*Tasks and exercises:*
1. Decide whether each statement agrees with the article on union petitions. For each one, answer yes or no and quote the words of the article that settle it.
(a) The NLRB announced the rise in representation petitions in early April.
(b) NLRB elections are held by open ballot.
(c) Union representation of the private workforce rose after 2015.
2. Reproduce word for word the part of the article on union petitions that runs from "The statistics reported" down to "or very mixed.".
3. Restate more briefly the paragraph of the article on union petitions that begins "Since NLRB elections are always held by secret ballot," and keep its main facts.

Is a Union Resurgence Really Happening?

The National Labor Relations Board announced in early April that union representation petitions increased 57% in the first half of the NLRB’s fiscal year compared with the same period in 2021.  Many commentators, academics, observers and partisans have cited this increase as an indicator that unions are making a comeback among American workers.  But is this perception supported by the facts?

Representation petitions filed with the NLRB peaked in 2015 at just under 2,200 per year.  Since then, the number of petitions for union elections has steadily declined to fewer than 1269 in 2021.  Although the first half of 2022 has seen an increase over 2021, the 57% represents only 426 more petitions for election cases.  If the increase continues, the number of representation cases likely would at most only return to approximately the 2015 level.  More significantly, before, during and after 2015 union representation of the private workforce in the United States steadily declined year after year to only 6.1%.  In other words, the level of requests for union elections is a poor indicator of union success or employee choice.

A more accurate measure of union success would be the number of these cases that proceed to an election followed by a union win coupled with the growth, if any, in the number of private industry employees covered by collective bargaining agreements.  Available statistics indicate that successful union representation continues to decline steadily. 

Some examples from the NLRB’s published statistics support this point.  In 2015, of the 2029 representation cases filed, only 1574 proceeded to an election.  The remainder of these petitions were withdrawn by the union before an election could be held or were dismissed as unsupported by the NLRB.  Only 77.5% of the petitions resulted in an election.  Where elections were held, unions won 1120 times and the company won 480 times.  Only 55% of union election petitions filed eventually resulted in a victory by the union.  In 45% of all representation cases, either the union itself, the NLRB or the employees themselves rejected the union’s bid for the right to represent the workforce.

Another example can be drawn from 2021, the last year for which there is a fully documented report.  As noted above, 1269 requests for a union election were received.  Elections were held in 862 cases, only 67.8% of the petitions.  Again, the other petitions were dismissed or withdrawn.  Of the 862 elections, a majority of employees voted for the union 663 times and a majority of employees voted against the union 288 times.  Only 52% of union election petitions filed resulted in an eventual victory by the union.

The statistics reported by the NLRB for the years from 2016 through 2020 follow a very similar pattern.  Unions are successful at organizing in only slightly more than one-half of their attempts.  Of course, it remains to be seen whether 2022 will see more success.  But the available data show a consistent year after year pattern that seems unlikely to change.  Certainly, it is premature to conclude from an uptick in filed representation cases that the odds of union success with those cases will also change.

Since NLRB elections are always held by secret ballot, since the NLRB polices the elections with the aim of achieving “laboratory conditions” free from coercion by either side, and since the pattern holds true year after year, the most appropriate inference is that American workers’ support for unions continues to be weak or very mixed.

*Excerpted data:*
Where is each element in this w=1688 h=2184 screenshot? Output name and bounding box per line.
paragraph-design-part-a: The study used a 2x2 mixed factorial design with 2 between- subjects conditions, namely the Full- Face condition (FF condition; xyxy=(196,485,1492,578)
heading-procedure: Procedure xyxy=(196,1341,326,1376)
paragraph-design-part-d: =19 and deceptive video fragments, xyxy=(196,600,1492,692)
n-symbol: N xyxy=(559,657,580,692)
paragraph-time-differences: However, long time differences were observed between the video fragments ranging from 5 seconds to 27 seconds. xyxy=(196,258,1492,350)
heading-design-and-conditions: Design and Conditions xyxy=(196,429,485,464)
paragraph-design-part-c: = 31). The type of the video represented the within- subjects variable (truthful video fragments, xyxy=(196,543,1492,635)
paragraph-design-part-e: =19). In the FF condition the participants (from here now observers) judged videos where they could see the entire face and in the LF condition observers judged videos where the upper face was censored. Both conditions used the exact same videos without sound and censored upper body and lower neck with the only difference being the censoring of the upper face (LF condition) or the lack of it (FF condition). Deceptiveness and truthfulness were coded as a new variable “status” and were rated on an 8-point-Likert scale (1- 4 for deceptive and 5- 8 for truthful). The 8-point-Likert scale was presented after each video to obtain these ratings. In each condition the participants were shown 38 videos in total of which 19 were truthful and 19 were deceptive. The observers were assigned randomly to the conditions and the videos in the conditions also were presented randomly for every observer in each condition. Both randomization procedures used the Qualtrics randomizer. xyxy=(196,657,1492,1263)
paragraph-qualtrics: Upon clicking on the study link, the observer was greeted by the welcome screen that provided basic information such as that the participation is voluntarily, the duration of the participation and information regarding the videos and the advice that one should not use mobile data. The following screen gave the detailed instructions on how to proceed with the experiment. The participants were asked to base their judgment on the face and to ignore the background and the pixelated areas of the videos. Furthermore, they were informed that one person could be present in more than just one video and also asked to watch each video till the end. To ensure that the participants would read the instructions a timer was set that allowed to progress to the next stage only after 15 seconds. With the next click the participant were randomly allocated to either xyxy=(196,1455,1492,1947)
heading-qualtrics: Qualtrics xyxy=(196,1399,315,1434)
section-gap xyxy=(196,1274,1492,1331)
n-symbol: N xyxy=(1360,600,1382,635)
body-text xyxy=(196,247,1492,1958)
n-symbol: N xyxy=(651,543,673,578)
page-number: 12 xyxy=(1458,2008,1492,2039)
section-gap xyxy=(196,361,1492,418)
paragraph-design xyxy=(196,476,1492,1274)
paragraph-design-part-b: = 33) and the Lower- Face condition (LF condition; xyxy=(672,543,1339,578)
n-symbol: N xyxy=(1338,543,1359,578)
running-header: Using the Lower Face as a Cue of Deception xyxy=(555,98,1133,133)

*Exercise responses:*
1.
(a) Yes: "The National Labor Relations Board announced in early April that union representation petitions increased 57%"
(b) No: "NLRB elections are always held by secret ballot"
(c) No: "before, during and after 2015 union representation of the private workforce in the United States steadily declined year after year to only 6.1%"

2.
The statistics reported by the NLRB for the years from 2016 through 2020 follow a very similar pattern.  Unions are successful at organizing in only slightly more than one-half of their attempts.  Of course, it remains to be seen whether 2022 will see more success.  But the available data show a consistent year after year pattern that seems unlikely to change.  Certainly, it is premature to conclude from an uptick in filed representation cases that the odds of union success with those cases will also change.

Since NLRB elections are always held by secret ballot, since the NLRB polices the elections with the aim of achieving “laboratory conditions” free from coercion by either side, and since the pattern holds true year after year, the most appropriate inference is that American workers’ support for unions continues to be weak or very mixed.

3. NLRB elections always use a secret ballot. The NLRB polices them to keep "laboratory conditions" free from coercion by either side, and the same pattern holds every year. The most appropriate inference is therefore that American workers' support for unions remains weak or very mixed.